*Problem description*: Write out each entry, exactly the way it appears.

*Exercise input*:
## Begin

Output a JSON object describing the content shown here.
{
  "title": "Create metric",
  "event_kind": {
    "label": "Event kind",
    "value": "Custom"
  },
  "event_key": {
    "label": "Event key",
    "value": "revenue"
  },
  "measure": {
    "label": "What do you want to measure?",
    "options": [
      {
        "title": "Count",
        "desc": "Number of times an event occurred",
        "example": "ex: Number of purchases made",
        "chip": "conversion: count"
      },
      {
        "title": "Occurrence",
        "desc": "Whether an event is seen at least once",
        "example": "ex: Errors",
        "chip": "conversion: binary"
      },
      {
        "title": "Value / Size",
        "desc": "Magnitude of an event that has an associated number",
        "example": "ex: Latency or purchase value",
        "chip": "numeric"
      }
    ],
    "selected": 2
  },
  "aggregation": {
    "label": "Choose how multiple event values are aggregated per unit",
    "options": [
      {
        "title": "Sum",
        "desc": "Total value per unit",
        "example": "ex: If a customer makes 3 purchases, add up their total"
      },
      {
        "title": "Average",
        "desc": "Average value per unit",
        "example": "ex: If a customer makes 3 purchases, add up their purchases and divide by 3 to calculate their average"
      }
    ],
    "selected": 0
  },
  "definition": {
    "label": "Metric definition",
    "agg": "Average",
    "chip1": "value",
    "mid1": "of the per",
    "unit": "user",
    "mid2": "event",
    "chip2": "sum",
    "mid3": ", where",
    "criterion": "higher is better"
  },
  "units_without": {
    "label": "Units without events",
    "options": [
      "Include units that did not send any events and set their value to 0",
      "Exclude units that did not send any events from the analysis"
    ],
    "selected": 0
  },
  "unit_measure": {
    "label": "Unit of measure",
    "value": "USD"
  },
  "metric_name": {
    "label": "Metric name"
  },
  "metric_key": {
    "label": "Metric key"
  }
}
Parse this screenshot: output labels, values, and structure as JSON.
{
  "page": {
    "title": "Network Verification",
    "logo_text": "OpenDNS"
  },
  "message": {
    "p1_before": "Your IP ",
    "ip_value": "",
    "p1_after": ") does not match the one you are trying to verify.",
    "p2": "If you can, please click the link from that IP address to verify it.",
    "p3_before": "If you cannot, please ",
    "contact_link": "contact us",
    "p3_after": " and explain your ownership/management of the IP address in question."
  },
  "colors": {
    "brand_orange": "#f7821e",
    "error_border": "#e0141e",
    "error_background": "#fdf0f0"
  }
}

## End

*Problem solution*:
Output a JSON object describing the content shown here.
{
  "title": "Create metric",
  "event_kind": {
    "label": "Event kind",
    "value": "Custom"
  },
  "event_key": {
    "label": "Event key",
    "value": "revenue"
  },
  "measure": {
    "label": "What do you want to measure?",
    "options": [
      {
        "title": "Count",
        "desc": "Number of times an event occurred",
        "example": "ex: Number of purchases made",
        "chip": "conversion: count"
      },
      {
        "title": "Occurrence",
        "desc": "Whether an event is seen at least once",
        "example": "ex: Errors",
        "chip": "conversion: binary"
      },
      {
        "title": "Value / Size",
        "desc": "Magnitude of an event that has an associated number",
        "example": "ex: Latency or purchase value",
        "chip": "numeric"
      }
    ],
    "selected": 2
  },
  "aggregation": {
    "label": "Choose how multiple event values are aggregated per unit",
    "options": [
      {
        "title": "Sum",
        "desc": "Total value per unit",
        "example": "ex: If a customer makes 3 purchases, add up their total"
      },
      {
        "title": "Average",
        "desc": "Average value per unit",
        "example": "ex: If a customer makes 3 purchases, add up their purchases and divide by 3 to calculate their average"
      }
    ],
    "selected": 0
  },
  "definition": {
    "label": "Metric definition",
    "agg": "Average",
    "chip1": "value",
    "mid1": "of the per",
    "unit": "user",
    "mid2": "event",
    "chip2": "sum",
    "mid3": ", where",
    "criterion": "higher is better"
  },
  "units_without": {
    "label": "Units without events",
    "options": [
      "Include units that did not send any events and set their value to 0",
      "Exclude units that did not send any events from the analysis"
    ],
    "selected": 0
  },
  "unit_measure": {
    "label": "Unit of measure",
    "value": "USD"
  },
  "metric_name": {
    "label": "Metric name"
  },
  "metric_key": {
    "label": "Metric key"
  }
}
Parse this screenshot: output labels, values, and structure as JSON.
{
  "page": {
    "title": "Network Verification",
    "logo_text": "OpenDNS"
  },
  "message": {
    "p1_before": "Your IP ",
    "ip_value": "",
    "p1_after": ") does not match the one you are trying to verify.",
    "p2": "If you can, please click the link from that IP address to verify it.",
    "p3_before": "If you cannot, please ",
    "contact_link": "contact us",
    "p3_after": " and explain your ownership/management of the IP address in question."
  },
  "colors": {
    "brand_orange": "#f7821e",
    "error_border": "#e0141e",
    "error_background": "#fdf0f0"
  }
}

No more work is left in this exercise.